--- Start SUPPLIED MATERIAL ---

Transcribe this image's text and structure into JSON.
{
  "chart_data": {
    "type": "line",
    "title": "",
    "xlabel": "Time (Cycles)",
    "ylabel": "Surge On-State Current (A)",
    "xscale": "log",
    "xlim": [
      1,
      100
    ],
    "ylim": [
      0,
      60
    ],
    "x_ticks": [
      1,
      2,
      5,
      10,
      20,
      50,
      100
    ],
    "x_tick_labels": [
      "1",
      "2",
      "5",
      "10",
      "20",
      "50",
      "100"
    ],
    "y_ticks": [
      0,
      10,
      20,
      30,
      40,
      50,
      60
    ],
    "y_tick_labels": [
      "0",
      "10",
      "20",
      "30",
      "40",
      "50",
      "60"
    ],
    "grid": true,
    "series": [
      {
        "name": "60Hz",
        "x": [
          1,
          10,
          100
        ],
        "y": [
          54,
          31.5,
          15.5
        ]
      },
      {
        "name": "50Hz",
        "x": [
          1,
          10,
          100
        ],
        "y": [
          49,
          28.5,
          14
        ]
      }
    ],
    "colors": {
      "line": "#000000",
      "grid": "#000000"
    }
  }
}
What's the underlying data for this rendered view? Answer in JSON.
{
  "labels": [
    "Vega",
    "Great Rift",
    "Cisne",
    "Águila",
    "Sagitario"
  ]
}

--- End SUPPLIED MATERIAL ---

SHORT TASK
Pick out the lines containing the word "JSON" and show them.

FULL SOLUTION
Transcribe this image's text and structure into JSON.
What's the underlying data for this rendered view? Answer in JSON.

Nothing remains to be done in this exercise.